Operations, Runbooks, Incident Response, and DR/BCP

Purpose

This section documents how the portfolio web app (and demos) are operated in a production-like manner. The goal is to demonstrate that you can run software, not just build it.

It includes:

runbooks (deploy/rollback/triage/config changes)
incident response practices and postmortems
DR/BCP planning aligned to service impact
operational checklists and validation steps

Scope

In scope

runbooks with prerequisites, step-by-step procedures, validation, rollback
incident response model: severity, comms, triage, escalation
postmortem template and expectations (blameless, corrective actions)
DR/BCP service impact analysis, RTO/RPO targets, recovery playbooks
operational ownership: who does what, and where responsibilities live

Out of scope

CI/CD implementation detail (belongs in 30-devops-platform/)
threat model details (belongs in 40-security/) except as operational references

Runbook standards (mandatory format)

* PROMPT 1 *
List every item that the operations text places under "In scope."
The operations text and the records have nothing to do with each other.

* EXTRACTED RECORDS *
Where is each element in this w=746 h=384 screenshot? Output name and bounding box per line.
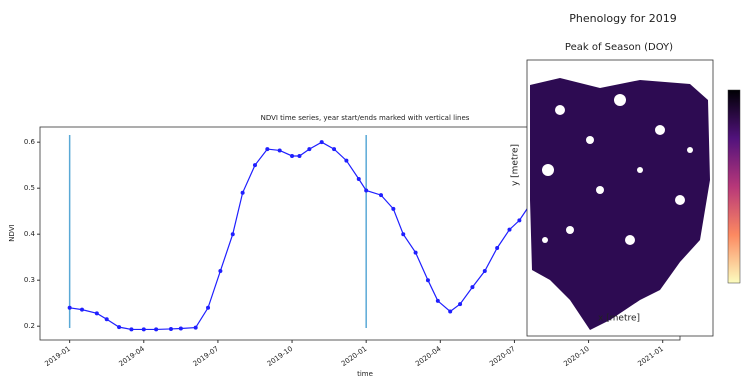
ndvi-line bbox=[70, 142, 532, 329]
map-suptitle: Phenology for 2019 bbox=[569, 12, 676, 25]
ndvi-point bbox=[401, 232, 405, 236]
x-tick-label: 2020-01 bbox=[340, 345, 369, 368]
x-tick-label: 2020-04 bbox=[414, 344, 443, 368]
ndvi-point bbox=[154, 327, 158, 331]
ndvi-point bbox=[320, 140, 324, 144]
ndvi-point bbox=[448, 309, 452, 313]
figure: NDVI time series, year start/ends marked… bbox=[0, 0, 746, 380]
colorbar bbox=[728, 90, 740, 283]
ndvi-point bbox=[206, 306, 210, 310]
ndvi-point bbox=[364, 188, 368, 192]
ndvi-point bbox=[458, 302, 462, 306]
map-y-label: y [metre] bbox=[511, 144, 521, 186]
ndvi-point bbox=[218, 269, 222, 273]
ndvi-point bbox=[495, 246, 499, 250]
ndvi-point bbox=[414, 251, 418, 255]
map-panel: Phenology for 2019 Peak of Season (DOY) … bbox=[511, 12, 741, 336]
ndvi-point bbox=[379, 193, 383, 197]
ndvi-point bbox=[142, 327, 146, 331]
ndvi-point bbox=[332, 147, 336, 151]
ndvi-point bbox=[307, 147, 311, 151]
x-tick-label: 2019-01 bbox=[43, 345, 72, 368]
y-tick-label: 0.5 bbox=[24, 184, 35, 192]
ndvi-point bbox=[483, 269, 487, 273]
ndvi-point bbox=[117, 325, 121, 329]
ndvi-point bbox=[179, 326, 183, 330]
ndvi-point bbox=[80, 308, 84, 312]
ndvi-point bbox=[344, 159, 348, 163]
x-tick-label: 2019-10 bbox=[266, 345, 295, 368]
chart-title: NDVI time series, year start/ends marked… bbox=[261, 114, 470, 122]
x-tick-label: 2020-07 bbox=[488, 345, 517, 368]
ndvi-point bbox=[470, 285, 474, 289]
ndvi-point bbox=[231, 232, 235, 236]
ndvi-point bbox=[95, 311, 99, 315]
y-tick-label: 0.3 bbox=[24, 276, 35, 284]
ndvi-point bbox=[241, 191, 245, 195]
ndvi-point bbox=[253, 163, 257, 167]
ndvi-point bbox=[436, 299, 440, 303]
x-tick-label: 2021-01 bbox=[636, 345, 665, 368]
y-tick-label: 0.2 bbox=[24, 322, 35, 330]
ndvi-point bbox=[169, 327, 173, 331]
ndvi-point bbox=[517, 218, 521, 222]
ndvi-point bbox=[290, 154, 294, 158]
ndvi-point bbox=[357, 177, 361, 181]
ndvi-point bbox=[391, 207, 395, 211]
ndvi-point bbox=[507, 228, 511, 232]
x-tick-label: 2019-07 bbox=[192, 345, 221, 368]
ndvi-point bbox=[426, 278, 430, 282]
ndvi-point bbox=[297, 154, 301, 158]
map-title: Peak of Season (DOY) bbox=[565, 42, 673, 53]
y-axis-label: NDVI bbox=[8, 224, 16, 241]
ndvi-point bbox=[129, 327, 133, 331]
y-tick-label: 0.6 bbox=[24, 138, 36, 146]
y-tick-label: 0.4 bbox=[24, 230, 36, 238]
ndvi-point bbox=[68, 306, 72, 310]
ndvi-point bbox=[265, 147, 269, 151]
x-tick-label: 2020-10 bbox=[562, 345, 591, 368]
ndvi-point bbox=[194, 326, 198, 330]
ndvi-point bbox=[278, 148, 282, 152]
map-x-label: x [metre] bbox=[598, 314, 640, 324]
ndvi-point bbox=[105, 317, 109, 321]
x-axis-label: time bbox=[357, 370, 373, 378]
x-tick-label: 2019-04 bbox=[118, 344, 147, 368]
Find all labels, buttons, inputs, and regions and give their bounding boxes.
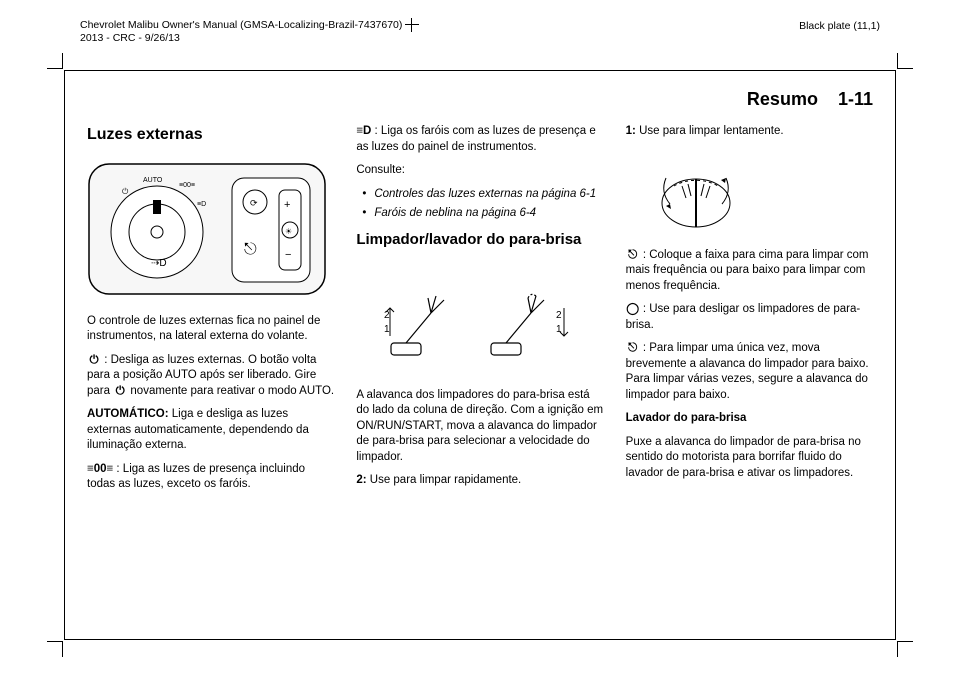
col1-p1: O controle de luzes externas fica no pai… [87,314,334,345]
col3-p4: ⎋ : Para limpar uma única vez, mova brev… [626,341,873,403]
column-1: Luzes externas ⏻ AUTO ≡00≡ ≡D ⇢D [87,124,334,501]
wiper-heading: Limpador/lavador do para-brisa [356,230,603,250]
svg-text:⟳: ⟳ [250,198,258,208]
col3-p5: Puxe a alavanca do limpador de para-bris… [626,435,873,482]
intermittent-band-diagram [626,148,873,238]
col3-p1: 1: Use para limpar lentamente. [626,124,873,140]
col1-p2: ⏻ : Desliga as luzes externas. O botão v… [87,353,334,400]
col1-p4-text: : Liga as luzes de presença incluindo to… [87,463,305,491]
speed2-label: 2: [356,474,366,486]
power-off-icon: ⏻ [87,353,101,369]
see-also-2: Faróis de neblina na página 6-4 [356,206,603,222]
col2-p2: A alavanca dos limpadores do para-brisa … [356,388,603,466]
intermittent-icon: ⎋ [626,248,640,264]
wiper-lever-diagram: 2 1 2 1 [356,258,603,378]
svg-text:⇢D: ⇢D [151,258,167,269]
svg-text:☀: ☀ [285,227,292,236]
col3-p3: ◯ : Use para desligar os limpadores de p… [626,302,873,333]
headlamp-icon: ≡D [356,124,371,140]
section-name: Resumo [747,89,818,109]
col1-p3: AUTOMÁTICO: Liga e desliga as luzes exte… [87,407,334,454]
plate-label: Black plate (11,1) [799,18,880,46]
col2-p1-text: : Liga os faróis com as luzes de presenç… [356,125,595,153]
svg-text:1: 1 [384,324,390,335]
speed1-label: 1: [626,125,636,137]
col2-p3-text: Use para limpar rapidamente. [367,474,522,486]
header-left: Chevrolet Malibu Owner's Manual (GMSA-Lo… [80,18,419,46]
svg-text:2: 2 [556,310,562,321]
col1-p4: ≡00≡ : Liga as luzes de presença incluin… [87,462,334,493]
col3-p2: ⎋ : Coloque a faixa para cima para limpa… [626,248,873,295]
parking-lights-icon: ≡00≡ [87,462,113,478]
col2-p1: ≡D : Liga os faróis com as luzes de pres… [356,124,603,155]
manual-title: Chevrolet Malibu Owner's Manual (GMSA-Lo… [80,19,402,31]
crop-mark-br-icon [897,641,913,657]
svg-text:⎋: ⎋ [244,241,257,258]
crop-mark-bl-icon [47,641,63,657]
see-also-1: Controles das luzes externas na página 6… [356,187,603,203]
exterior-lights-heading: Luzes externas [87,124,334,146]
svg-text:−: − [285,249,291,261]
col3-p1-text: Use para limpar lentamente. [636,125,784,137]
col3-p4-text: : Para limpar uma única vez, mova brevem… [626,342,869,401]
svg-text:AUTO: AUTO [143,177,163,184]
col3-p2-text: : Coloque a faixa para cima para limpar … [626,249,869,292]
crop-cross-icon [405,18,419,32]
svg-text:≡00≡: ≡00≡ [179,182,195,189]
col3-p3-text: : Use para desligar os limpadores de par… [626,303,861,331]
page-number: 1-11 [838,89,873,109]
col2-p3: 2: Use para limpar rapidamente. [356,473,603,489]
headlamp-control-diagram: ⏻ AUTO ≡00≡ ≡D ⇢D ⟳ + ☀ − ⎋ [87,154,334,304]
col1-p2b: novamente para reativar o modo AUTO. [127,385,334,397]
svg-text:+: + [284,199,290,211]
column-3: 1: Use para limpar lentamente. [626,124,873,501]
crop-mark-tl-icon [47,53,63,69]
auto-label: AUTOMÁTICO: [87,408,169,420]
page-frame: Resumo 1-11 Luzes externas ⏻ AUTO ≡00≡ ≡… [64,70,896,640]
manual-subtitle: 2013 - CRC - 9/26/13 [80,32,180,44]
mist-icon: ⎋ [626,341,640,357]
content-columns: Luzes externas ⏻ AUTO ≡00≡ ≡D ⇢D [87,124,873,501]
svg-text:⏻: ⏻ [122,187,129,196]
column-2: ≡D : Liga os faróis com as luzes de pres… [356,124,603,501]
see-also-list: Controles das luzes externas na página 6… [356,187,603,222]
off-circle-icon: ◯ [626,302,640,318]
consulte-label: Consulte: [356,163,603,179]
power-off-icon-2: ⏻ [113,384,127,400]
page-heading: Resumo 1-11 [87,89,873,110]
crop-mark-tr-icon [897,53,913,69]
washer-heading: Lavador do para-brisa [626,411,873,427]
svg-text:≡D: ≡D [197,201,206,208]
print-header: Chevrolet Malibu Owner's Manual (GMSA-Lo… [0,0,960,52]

* PROMPT 2 *
Revise the records from the line with "col1-p1: O controle" up to and including the line with "col3-p1: 1: Use" so that "Puxe" becomes "Empurre", leave everything else unchanged, and return only those lines.

* OUTPUT 1 *
runbooks with prerequisites, step-by-step procedures, validation, rollback
incident response model: severity, comms, triage, escalation
postmortem template and expectations (blameless, corrective actions)
DR/BCP service impact analysis, RTO/RPO targets, recovery playbooks
operational ownership: who does what, and where responsibilities live

* OUTPUT 2 *
col1-p1: O controle de luzes externas fica no pai… [87,314,334,345]
col3-p4: ⎋ : Para limpar uma única vez, mova brev… [626,341,873,403]
column-1: Luzes externas ⏻ AUTO ≡00≡ ≡D ⇢D [87,124,334,501]
wiper-heading: Limpador/lavador do para-brisa [356,230,603,250]
svg-text:⟳: ⟳ [250,198,258,208]
col3-p5: Empurre a alavanca do limpador de para-bris… [626,435,873,482]
intermittent-band-diagram [626,148,873,238]
col3-p1: 1: Use para limpar lentamente. [626,124,873,140]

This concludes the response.